* _What you should do_:
Go through the entries below and write each one out exactly.
-- BEGIN Excerpted records --
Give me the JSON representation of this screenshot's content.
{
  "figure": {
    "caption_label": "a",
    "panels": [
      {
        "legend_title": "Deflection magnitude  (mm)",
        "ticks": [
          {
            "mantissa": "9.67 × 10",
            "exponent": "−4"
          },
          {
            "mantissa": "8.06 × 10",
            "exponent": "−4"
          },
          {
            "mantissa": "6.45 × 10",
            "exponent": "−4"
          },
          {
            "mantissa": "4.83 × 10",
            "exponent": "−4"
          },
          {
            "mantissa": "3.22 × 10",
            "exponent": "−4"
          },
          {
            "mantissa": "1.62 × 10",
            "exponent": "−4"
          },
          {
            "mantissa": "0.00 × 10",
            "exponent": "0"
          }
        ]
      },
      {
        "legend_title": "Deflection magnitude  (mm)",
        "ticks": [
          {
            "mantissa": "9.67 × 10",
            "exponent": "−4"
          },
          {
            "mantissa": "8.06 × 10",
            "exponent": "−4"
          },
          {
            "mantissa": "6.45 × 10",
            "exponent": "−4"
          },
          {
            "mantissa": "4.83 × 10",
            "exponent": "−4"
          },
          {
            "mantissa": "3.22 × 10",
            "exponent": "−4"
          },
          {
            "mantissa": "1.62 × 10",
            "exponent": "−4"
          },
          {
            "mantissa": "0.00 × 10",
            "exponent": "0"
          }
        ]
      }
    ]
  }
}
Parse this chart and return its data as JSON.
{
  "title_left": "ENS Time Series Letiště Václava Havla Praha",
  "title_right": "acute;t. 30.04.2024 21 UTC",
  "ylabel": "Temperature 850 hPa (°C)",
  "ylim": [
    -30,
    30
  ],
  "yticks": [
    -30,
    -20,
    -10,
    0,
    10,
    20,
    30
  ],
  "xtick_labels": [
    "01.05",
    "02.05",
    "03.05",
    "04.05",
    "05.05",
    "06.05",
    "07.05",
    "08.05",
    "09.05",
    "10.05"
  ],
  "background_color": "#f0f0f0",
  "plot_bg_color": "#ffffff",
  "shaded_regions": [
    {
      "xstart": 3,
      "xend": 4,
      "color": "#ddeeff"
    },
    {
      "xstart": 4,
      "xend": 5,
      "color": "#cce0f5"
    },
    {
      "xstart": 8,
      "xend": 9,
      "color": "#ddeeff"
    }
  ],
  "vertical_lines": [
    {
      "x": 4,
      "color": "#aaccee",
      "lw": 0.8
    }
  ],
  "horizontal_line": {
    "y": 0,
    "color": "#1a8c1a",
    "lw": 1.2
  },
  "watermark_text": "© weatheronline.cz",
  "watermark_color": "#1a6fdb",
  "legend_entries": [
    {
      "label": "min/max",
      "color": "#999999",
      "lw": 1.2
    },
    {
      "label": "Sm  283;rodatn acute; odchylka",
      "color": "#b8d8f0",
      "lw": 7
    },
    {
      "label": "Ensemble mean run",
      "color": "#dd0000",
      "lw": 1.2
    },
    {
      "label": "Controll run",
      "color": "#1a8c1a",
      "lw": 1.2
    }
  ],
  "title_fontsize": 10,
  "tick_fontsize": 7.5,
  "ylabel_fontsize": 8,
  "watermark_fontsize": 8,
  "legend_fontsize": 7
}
-- END Excerpted records --
* _Full solution_:
Give me the JSON representation of this screenshot's content.
{
  "figure": {
    "caption_label": "a",
    "panels": [
      {
        "legend_title": "Deflection magnitude  (mm)",
        "ticks": [
          {
            "mantissa": "9.67 × 10",
            "exponent": "−4"
          },
          {
            "mantissa": "8.06 × 10",
            "exponent": "−4"
          },
          {
            "mantissa": "6.45 × 10",
            "exponent": "−4"
          },
          {
            "mantissa": "4.83 × 10",
            "exponent": "−4"
          },
          {
            "mantissa": "3.22 × 10",
            "exponent": "−4"
          },
          {
            "mantissa": "1.62 × 10",
            "exponent": "−4"
          },
          {
            "mantissa": "0.00 × 10",
            "exponent": "0"
          }
        ]
      },
      {
        "legend_title": "Deflection magnitude  (mm)",
        "ticks": [
          {
            "mantissa": "9.67 × 10",
            "exponent": "−4"
          },
          {
            "mantissa": "8.06 × 10",
            "exponent": "−4"
          },
          {
            "mantissa": "6.45 × 10",
            "exponent": "−4"
          },
          {
            "mantissa": "4.83 × 10",
            "exponent": "−4"
          },
          {
            "mantissa": "3.22 × 10",
            "exponent": "−4"
          },
          {
            "mantissa": "1.62 × 10",
            "exponent": "−4"
          },
          {
            "mantissa": "0.00 × 10",
            "exponent": "0"
          }
        ]
      }
    ]
  }
}
Parse this chart and return its data as JSON.
{
  "title_left": "ENS Time Series Letiště Václava Havla Praha",
  "title_right": "acute;t. 30.04.2024 21 UTC",
  "ylabel": "Temperature 850 hPa (°C)",
  "ylim": [
    -30,
    30
  ],
  "yticks": [
    -30,
    -20,
    -10,
    0,
    10,
    20,
    30
  ],
  "xtick_labels": [
    "01.05",
    "02.05",
    "03.05",
    "04.05",
    "05.05",
    "06.05",
    "07.05",
    "08.05",
    "09.05",
    "10.05"
  ],
  "background_color": "#f0f0f0",
  "plot_bg_color": "#ffffff",
  "shaded_regions": [
    {
      "xstart": 3,
      "xend": 4,
      "color": "#ddeeff"
    },
    {
      "xstart": 4,
      "xend": 5,
      "color": "#cce0f5"
    },
    {
      "xstart": 8,
      "xend": 9,
      "color": "#ddeeff"
    }
  ],
  "vertical_lines": [
    {
      "x": 4,
      "color": "#aaccee",
      "lw": 0.8
    }
  ],
  "horizontal_line": {
    "y": 0,
    "color": "#1a8c1a",
    "lw": 1.2
  },
  "watermark_text": "© weatheronline.cz",
  "watermark_color": "#1a6fdb",
  "legend_entries": [
    {
      "label": "min/max",
      "color": "#999999",
      "lw": 1.2
    },
    {
      "label": "Sm  283;rodatn acute; odchylka",
      "color": "#b8d8f0",
      "lw": 7
    },
    {
      "label": "Ensemble mean run",
      "color": "#dd0000",
      "lw": 1.2
    },
    {
      "label": "Controll run",
      "color": "#1a8c1a",
      "lw": 1.2
    }
  ],
  "title_fontsize": 10,
  "tick_fontsize": 7.5,
  "ylabel_fontsize": 8,
  "watermark_fontsize": 8,
  "legend_fontsize": 7
}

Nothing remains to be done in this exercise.